==== Raw data

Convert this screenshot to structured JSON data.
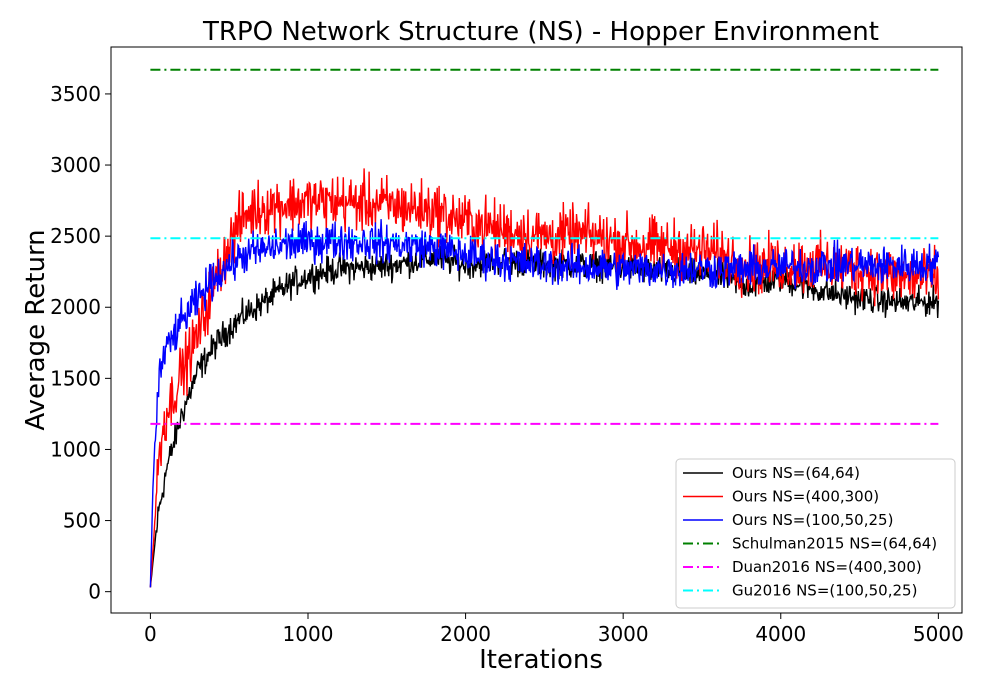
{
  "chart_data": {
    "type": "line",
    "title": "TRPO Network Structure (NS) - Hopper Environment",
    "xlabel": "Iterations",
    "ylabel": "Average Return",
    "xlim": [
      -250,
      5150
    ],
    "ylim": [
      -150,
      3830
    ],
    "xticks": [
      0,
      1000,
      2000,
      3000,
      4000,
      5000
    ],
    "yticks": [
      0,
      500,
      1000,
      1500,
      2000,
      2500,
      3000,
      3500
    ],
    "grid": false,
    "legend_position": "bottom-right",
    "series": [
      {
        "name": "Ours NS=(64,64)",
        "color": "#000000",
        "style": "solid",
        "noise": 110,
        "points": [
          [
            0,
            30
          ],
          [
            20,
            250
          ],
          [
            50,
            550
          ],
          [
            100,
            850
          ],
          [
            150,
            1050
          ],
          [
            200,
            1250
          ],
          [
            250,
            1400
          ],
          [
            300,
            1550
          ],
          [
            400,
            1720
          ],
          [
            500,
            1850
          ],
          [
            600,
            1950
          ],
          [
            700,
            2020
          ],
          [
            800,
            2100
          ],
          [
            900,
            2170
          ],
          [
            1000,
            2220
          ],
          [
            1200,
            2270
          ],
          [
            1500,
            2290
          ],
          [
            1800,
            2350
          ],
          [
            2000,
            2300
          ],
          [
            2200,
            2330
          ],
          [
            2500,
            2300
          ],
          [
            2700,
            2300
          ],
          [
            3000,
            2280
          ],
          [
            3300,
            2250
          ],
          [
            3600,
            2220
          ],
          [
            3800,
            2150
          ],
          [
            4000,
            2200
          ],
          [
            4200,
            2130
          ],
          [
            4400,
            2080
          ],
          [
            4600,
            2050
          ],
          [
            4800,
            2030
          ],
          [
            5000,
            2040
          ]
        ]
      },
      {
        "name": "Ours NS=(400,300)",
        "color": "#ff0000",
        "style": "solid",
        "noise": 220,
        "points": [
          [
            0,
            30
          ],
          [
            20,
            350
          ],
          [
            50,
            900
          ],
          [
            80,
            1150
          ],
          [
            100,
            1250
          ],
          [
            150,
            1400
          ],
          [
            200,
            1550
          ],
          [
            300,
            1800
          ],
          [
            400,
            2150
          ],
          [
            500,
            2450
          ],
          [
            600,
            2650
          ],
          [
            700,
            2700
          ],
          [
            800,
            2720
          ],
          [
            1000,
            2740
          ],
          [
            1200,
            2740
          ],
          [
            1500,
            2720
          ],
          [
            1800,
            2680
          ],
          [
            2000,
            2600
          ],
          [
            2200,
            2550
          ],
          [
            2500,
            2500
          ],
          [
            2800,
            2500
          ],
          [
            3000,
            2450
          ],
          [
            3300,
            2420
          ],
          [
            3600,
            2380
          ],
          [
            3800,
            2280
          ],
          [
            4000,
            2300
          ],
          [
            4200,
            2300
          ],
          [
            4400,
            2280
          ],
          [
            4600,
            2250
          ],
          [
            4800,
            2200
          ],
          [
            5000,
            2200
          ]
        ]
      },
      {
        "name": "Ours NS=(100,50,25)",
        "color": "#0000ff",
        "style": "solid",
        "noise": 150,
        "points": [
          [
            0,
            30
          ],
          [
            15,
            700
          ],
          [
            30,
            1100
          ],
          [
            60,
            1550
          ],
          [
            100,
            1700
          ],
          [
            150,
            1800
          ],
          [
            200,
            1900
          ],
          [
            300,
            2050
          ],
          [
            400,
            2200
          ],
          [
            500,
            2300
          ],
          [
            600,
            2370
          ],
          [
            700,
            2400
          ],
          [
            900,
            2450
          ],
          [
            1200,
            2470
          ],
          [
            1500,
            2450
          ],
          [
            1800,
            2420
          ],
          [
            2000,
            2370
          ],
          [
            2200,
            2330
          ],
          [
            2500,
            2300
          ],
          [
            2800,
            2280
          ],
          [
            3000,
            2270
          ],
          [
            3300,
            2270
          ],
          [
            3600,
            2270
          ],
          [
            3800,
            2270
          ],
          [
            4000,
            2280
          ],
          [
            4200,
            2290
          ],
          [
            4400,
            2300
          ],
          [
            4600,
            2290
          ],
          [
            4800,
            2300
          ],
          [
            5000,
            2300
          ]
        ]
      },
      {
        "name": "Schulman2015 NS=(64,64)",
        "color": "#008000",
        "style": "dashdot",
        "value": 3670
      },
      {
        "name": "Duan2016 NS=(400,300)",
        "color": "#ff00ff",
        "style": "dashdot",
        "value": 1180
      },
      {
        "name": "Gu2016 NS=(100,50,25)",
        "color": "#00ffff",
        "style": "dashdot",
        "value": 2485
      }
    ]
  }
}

========

▶ **Short exercise**: Go through the listing above and write it out again exactly, dropping the pictures.

▶ **Answer to the exercise**:
Convert this screenshot to structured JSON data.
{
  "chart_data": {
    "type": "line",
    "title": "TRPO Network Structure (NS) - Hopper Environment",
    "xlabel": "Iterations",
    "ylabel": "Average Return",
    "xlim": [
      -250,
      5150
    ],
    "ylim": [
      -150,
      3830
    ],
    "xticks": [
      0,
      1000,
      2000,
      3000,
      4000,
      5000
    ],
    "yticks": [
      0,
      500,
      1000,
      1500,
      2000,
      2500,
      3000,
      3500
    ],
    "grid": false,
    "legend_position": "bottom-right",
    "series": [
      {
        "name": "Ours NS=(64,64)",
        "color": "#000000",
        "style": "solid",
        "noise": 110,
        "points": [
          [
            0,
            30
          ],
          [
            20,
            250
          ],
          [
            50,
            550
          ],
          [
            100,
            850
          ],
          [
            150,
            1050
          ],
          [
            200,
            1250
          ],
          [
            250,
            1400
          ],
          [
            300,
            1550
          ],
          [
            400,
            1720
          ],
          [
            500,
            1850
          ],
          [
            600,
            1950
          ],
          [
            700,
            2020
          ],
          [
            800,
            2100
          ],
          [
            900,
            2170
          ],
          [
            1000,
            2220
          ],
          [
            1200,
            2270
          ],
          [
            1500,
            2290
          ],
          [
            1800,
            2350
          ],
          [
            2000,
            2300
          ],
          [
            2200,
            2330
          ],
          [
            2500,
            2300
          ],
          [
            2700,
            2300
          ],
          [
            3000,
            2280
          ],
          [
            3300,
            2250
          ],
          [
            3600,
            2220
          ],
          [
            3800,
            2150
          ],
          [
            4000,
            2200
          ],
          [
            4200,
            2130
          ],
          [
            4400,
            2080
          ],
          [
            4600,
            2050
          ],
          [
            4800,
            2030
          ],
          [
            5000,
            2040
          ]
        ]
      },
      {
        "name": "Ours NS=(400,300)",
        "color": "#ff0000",
        "style": "solid",
        "noise": 220,
        "points": [
          [
            0,
            30
          ],
          [
            20,
            350
          ],
          [
            50,
            900
          ],
          [
            80,
            1150
          ],
          [
            100,
            1250
          ],
          [
            150,
            1400
          ],
          [
            200,
            1550
          ],
          [
            300,
            1800
          ],
          [
            400,
            2150
          ],
          [
            500,
            2450
          ],
          [
            600,
            2650
          ],
          [
            700,
            2700
          ],
          [
            800,
            2720
          ],
          [
            1000,
            2740
          ],
          [
            1200,
            2740
          ],
          [
            1500,
            2720
          ],
          [
            1800,
            2680
          ],
          [
            2000,
            2600
          ],
          [
            2200,
            2550
          ],
          [
            2500,
            2500
          ],
          [
            2800,
            2500
          ],
          [
            3000,
            2450
          ],
          [
            3300,
            2420
          ],
          [
            3600,
            2380
          ],
          [
            3800,
            2280
          ],
          [
            4000,
            2300
          ],
          [
            4200,
            2300
          ],
          [
            4400,
            2280
          ],
          [
            4600,
            2250
          ],
          [
            4800,
            2200
          ],
          [
            5000,
            2200
          ]
        ]
      },
      {
        "name": "Ours NS=(100,50,25)",
        "color": "#0000ff",
        "style": "solid",
        "noise": 150,
        "points": [
          [
            0,
            30
          ],
          [
            15,
            700
          ],
          [
            30,
            1100
          ],
          [
            60,
            1550
          ],
          [
            100,
            1700
          ],
          [
            150,
            1800
          ],
          [
            200,
            1900
          ],
          [
            300,
            2050
          ],
          [
            400,
            2200
          ],
          [
            500,
            2300
          ],
          [
            600,
            2370
          ],
          [
            700,
            2400
          ],
          [
            900,
            2450
          ],
          [
            1200,
            2470
          ],
          [
            1500,
            2450
          ],
          [
            1800,
            2420
          ],
          [
            2000,
            2370
          ],
          [
            2200,
            2330
          ],
          [
            2500,
            2300
          ],
          [
            2800,
            2280
          ],
          [
            3000,
            2270
          ],
          [
            3300,
            2270
          ],
          [
            3600,
            2270
          ],
          [
            3800,
            2270
          ],
          [
            4000,
            2280
          ],
          [
            4200,
            2290
          ],
          [
            4400,
            2300
          ],
          [
            4600,
            2290
          ],
          [
            4800,
            2300
          ],
          [
            5000,
            2300
          ]
        ]
      },
      {
        "name": "Schulman2015 NS=(64,64)",
        "color": "#008000",
        "style": "dashdot",
        "value": 3670
      },
      {
        "name": "Duan2016 NS=(400,300)",
        "color": "#ff00ff",
        "style": "dashdot",
        "value": 1180
      },
      {
        "name": "Gu2016 NS=(100,50,25)",
        "color": "#00ffff",
        "style": "dashdot",
        "value": 2485
      }
    ]
  }
}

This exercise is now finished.